Leave out the pictures, then reproduce the rest of the material exactly.
:: Dataset ::
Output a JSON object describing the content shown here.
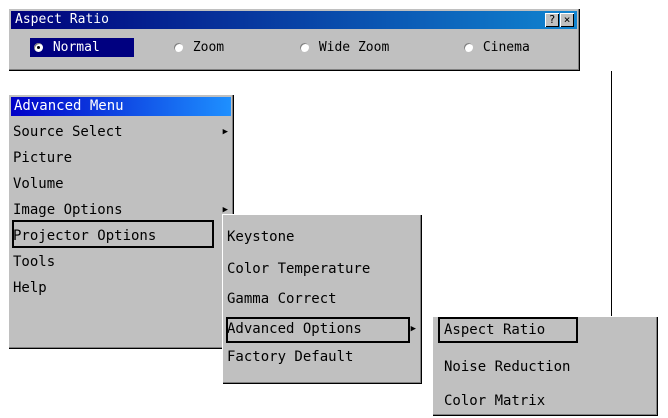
{
  "aspect_ratio_window": {
    "title": "Aspect Ratio",
    "help_label": "?",
    "close_label": "×",
    "options": [
      {
        "label": "Normal",
        "selected": true
      },
      {
        "label": "Zoom",
        "selected": false
      },
      {
        "label": "Wide Zoom",
        "selected": false
      },
      {
        "label": "Cinema",
        "selected": false
      }
    ]
  },
  "advanced_menu": {
    "title": "Advanced Menu",
    "items": [
      {
        "label": "Source Select",
        "submenu": true
      },
      {
        "label": "Picture",
        "submenu": false
      },
      {
        "label": "Volume",
        "submenu": false
      },
      {
        "label": "Image Options",
        "submenu": true,
        "highlighted": true
      },
      {
        "label": "Projector Options",
        "submenu": true
      },
      {
        "label": "Tools",
        "submenu": true
      },
      {
        "label": "Help",
        "submenu": true
      }
    ]
  },
  "image_options_menu": {
    "items": [
      {
        "label": "Keystone",
        "submenu": false
      },
      {
        "label": "Color Temperature",
        "submenu": false
      },
      {
        "label": "Gamma Correct",
        "submenu": false
      },
      {
        "label": "Advanced Options",
        "submenu": true,
        "highlighted": true
      },
      {
        "label": "Factory Default",
        "submenu": false
      }
    ]
  },
  "advanced_options_menu": {
    "items": [
      {
        "label": "Aspect Ratio",
        "highlighted": true
      },
      {
        "label": "Noise Reduction"
      },
      {
        "label": "Color Matrix"
      }
    ]
  },
  "icons": {
    "submenu_arrow": "▶",
    "radio_button": "radio-icon"
  },
  "colors": {
    "titlebar_start": "#00007b",
    "titlebar_end": "#1084d0",
    "panel": "#c0c0c0",
    "selection": "#000080"
  }
}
:::
:: Solution to the problem ::
Output a JSON object describing the content shown here.
{
  "aspect_ratio_window": {
    "title": "Aspect Ratio",
    "help_label": "?",
    "close_label": "×",
    "options": [
      {
        "label": "Normal",
        "selected": true
      },
      {
        "label": "Zoom",
        "selected": false
      },
      {
        "label": "Wide Zoom",
        "selected": false
      },
      {
        "label": "Cinema",
        "selected": false
      }
    ]
  },
  "advanced_menu": {
    "title": "Advanced Menu",
    "items": [
      {
        "label": "Source Select",
        "submenu": true
      },
      {
        "label": "Picture",
        "submenu": false
      },
      {
        "label": "Volume",
        "submenu": false
      },
      {
        "label": "Image Options",
        "submenu": true,
        "highlighted": true
      },
      {
        "label": "Projector Options",
        "submenu": true
      },
      {
        "label": "Tools",
        "submenu": true
      },
      {
        "label": "Help",
        "submenu": true
      }
    ]
  },
  "image_options_menu": {
    "items": [
      {
        "label": "Keystone",
        "submenu": false
      },
      {
        "label": "Color Temperature",
        "submenu": false
      },
      {
        "label": "Gamma Correct",
        "submenu": false
      },
      {
        "label": "Advanced Options",
        "submenu": true,
        "highlighted": true
      },
      {
        "label": "Factory Default",
        "submenu": false
      }
    ]
  },
  "advanced_options_menu": {
    "items": [
      {
        "label": "Aspect Ratio",
        "highlighted": true
      },
      {
        "label": "Noise Reduction"
      },
      {
        "label": "Color Matrix"
      }
    ]
  },
  "icons": {
    "submenu_arrow": "▶",
    "radio_button": "radio-icon"
  },
  "colors": {
    "titlebar_start": "#00007b",
    "titlebar_end": "#1084d0",
    "panel": "#c0c0c0",
    "selection": "#000080"
  }
}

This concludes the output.